Problem to solve -
From the entries below, copy every line where the string "ball" appears.

Records shown -
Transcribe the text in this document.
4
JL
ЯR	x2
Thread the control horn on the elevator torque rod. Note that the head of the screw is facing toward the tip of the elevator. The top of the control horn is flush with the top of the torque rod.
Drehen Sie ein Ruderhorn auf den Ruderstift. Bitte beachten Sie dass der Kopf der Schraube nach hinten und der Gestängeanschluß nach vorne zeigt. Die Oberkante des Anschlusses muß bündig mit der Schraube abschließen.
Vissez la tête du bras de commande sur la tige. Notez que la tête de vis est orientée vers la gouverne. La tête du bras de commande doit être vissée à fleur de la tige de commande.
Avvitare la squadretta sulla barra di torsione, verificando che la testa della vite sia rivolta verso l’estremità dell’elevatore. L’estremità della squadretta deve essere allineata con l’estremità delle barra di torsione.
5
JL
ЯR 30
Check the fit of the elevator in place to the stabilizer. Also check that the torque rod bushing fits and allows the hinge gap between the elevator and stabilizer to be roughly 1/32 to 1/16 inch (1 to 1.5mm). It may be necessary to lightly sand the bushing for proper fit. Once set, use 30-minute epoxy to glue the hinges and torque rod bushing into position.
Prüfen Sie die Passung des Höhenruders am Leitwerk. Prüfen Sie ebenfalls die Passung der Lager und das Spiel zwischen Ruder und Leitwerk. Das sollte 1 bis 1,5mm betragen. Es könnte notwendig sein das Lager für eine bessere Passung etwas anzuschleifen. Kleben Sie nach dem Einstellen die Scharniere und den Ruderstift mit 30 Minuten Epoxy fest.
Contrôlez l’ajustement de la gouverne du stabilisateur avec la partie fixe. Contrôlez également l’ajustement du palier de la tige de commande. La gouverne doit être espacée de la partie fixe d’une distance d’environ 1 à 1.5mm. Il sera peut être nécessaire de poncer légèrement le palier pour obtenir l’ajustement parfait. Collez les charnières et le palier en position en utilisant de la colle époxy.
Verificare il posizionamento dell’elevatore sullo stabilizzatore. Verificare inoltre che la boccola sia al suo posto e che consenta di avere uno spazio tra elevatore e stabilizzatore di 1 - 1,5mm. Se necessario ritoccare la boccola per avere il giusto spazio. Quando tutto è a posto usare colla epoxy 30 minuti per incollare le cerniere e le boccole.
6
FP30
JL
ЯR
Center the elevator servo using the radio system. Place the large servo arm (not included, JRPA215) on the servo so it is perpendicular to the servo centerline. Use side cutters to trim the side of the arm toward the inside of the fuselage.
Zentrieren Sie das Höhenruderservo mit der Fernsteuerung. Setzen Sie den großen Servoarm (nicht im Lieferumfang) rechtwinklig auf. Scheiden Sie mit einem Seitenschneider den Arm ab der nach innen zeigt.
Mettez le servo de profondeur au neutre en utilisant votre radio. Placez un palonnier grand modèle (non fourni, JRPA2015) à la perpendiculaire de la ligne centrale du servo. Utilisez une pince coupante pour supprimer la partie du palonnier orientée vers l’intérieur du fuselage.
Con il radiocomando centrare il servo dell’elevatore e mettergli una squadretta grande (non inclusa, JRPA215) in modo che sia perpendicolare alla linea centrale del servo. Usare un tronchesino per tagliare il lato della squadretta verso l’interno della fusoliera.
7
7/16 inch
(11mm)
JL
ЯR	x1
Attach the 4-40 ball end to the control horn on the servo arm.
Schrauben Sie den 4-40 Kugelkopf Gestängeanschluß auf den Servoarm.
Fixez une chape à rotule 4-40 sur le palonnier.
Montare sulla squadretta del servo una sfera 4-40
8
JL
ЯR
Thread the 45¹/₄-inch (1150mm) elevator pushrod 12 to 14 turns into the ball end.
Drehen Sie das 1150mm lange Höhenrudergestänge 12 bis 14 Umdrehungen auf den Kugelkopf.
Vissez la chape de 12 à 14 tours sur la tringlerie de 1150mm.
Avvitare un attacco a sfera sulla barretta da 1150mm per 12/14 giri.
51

The answer -
Attach the 4-40 ball end to the control horn on the servo arm.
Thread the 45¹/₄-inch (1150mm) elevator pushrod 12 to 14 turns into the ball end.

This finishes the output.